Material provided START

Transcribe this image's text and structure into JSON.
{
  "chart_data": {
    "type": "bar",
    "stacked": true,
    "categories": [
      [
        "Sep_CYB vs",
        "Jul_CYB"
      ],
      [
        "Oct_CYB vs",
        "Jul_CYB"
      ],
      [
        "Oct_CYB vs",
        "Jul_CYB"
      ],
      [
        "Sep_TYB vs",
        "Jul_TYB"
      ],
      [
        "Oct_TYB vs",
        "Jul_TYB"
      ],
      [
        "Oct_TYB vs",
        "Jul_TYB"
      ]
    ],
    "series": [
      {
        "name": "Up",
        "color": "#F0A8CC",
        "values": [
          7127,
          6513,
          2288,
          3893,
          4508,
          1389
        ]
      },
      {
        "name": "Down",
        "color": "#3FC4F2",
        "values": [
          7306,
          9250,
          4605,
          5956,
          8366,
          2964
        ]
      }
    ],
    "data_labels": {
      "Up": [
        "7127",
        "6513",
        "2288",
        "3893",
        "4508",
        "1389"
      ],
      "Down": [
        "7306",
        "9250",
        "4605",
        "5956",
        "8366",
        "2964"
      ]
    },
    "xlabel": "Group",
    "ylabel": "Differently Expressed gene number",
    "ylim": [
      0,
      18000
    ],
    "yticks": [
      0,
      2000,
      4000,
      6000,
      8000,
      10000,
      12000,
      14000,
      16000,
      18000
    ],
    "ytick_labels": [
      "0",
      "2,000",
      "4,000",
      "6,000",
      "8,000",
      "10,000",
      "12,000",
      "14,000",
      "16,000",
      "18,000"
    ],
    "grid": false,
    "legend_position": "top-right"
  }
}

Material provided END

**Your instructions:** No line may be altered or left out when the data is written out.

**Written response:**
Transcribe this image's text and structure into JSON.
{
  "chart_data": {
    "type": "bar",
    "stacked": true,
    "categories": [
      [
        "Sep_CYB vs",
        "Jul_CYB"
      ],
      [
        "Oct_CYB vs",
        "Jul_CYB"
      ],
      [
        "Oct_CYB vs",
        "Jul_CYB"
      ],
      [
        "Sep_TYB vs",
        "Jul_TYB"
      ],
      [
        "Oct_TYB vs",
        "Jul_TYB"
      ],
      [
        "Oct_TYB vs",
        "Jul_TYB"
      ]
    ],
    "series": [
      {
        "name": "Up",
        "color": "#F0A8CC",
        "values": [
          7127,
          6513,
          2288,
          3893,
          4508,
          1389
        ]
      },
      {
        "name": "Down",
        "color": "#3FC4F2",
        "values": [
          7306,
          9250,
          4605,
          5956,
          8366,
          2964
        ]
      }
    ],
    "data_labels": {
      "Up": [
        "7127",
        "6513",
        "2288",
        "3893",
        "4508",
        "1389"
      ],
      "Down": [
        "7306",
        "9250",
        "4605",
        "5956",
        "8366",
        "2964"
      ]
    },
    "xlabel": "Group",
    "ylabel": "Differently Expressed gene number",
    "ylim": [
      0,
      18000
    ],
    "yticks": [
      0,
      2000,
      4000,
      6000,
      8000,
      10000,
      12000,
      14000,
      16000,
      18000
    ],
    "ytick_labels": [
      "0",
      "2,000",
      "4,000",
      "6,000",
      "8,000",
      "10,000",
      "12,000",
      "14,000",
      "16,000",
      "18,000"
    ],
    "grid": false,
    "legend_position": "top-right"
  }
}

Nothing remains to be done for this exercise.